Requirement 1 |
Reproduce the stretch of the Cafe Ornithology article from "The cafe took" through "day and night.", word for word.
Requirement 2 |
For each statement, say yes or no according to the Cafe Ornithology article, and quote the words that decide it. (a) The cafe opened to the public on Nov. 17. (b) The cafe's menu includes meat dishes. (c) Mitchell Borden is the sole owner of Ornithology.

[BEGIN Extract]

When describing his new business, Cafe Ornithology, jazz club impresario Mitchell Borden has no shortage of similes. “It’s like the butterfly and the chrysalis, or a bird hatching from an egg,” says Borden. “The place was horrible before, and now it looks like this.” 

The cafe took flight last month, on Nov. 17, when it opened its doors to the public. Neighboring the popular Bushwick jazz club of the same name (a nod to Charlie “Bird” Parker) the cafe is open from ten in the morning and closes ‘round midnight. Offering mediterranean-inspired fare for lunch and dinner, the menu is entirely vegan, part of the cafe’s sustainability-minded approach. After 6:30pm, there’s a five dollar cover, and dinner tables are available for reservation for ten. There’s generally live jazz going, of course, both day and night. 

“If I was a musician, I could get an afternoon jam in, and then come back late at night and jam again,” says Borden, who owns Ornithology with his wife, the jazz percussionist and singer Rie Yamaguchi-Borden. “To be playing that much is crazy. Maybe it’s never been done before.”

[END Extract]
[BEGIN Data provided]

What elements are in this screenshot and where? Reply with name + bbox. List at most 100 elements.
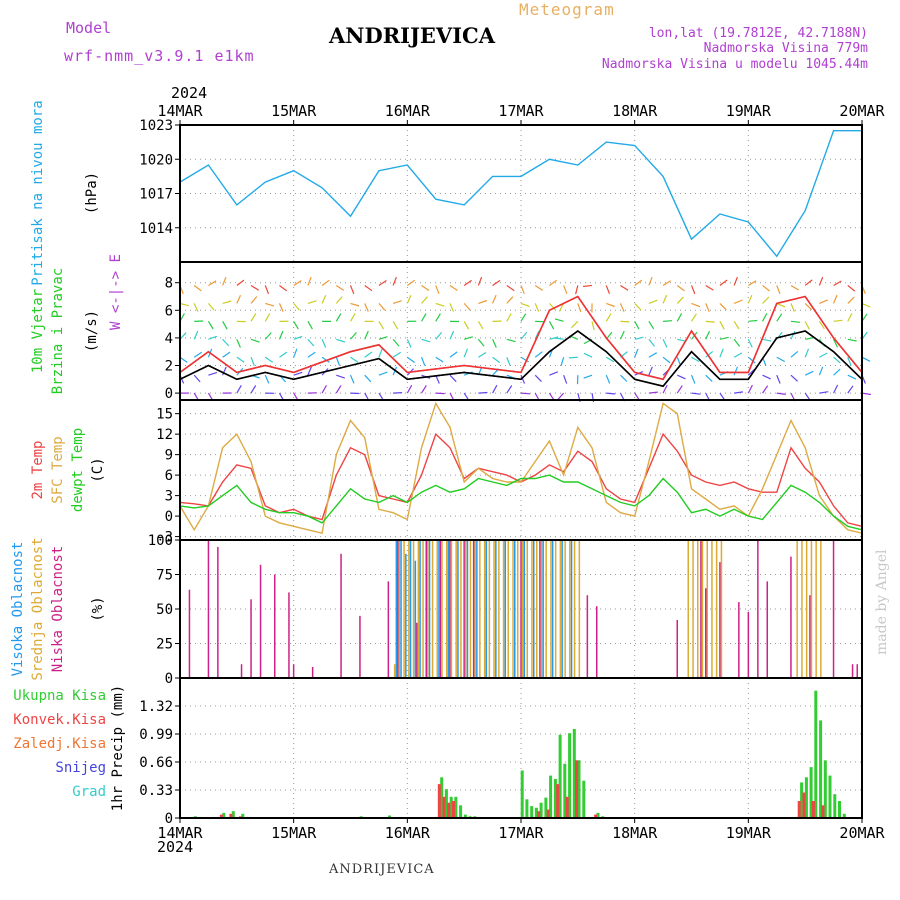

[END Data provided]

Correct result 1 |
The cafe took flight last month, on Nov. 17, when it opened its doors to the public. Neighboring the popular Bushwick jazz club of the same name (a nod to Charlie “Bird” Parker) the cafe is open from ten in the morning and closes ‘round midnight. Offering mediterranean-inspired fare for lunch and dinner, the menu is entirely vegan, part of the cafe’s sustainability-minded approach. After 6:30pm, there’s a five dollar cover, and dinner tables are available for reservation for ten. There’s generally live jazz going, of course, both day and night.

Correct result 2 |
(a) Yes: "on Nov. 17, when it opened its doors to the public"
(b) No: "the menu is entirely vegan"
(c) No: "who owns Ornithology with his wife, the jazz percussionist and singer Rie Yamaguchi-Borden"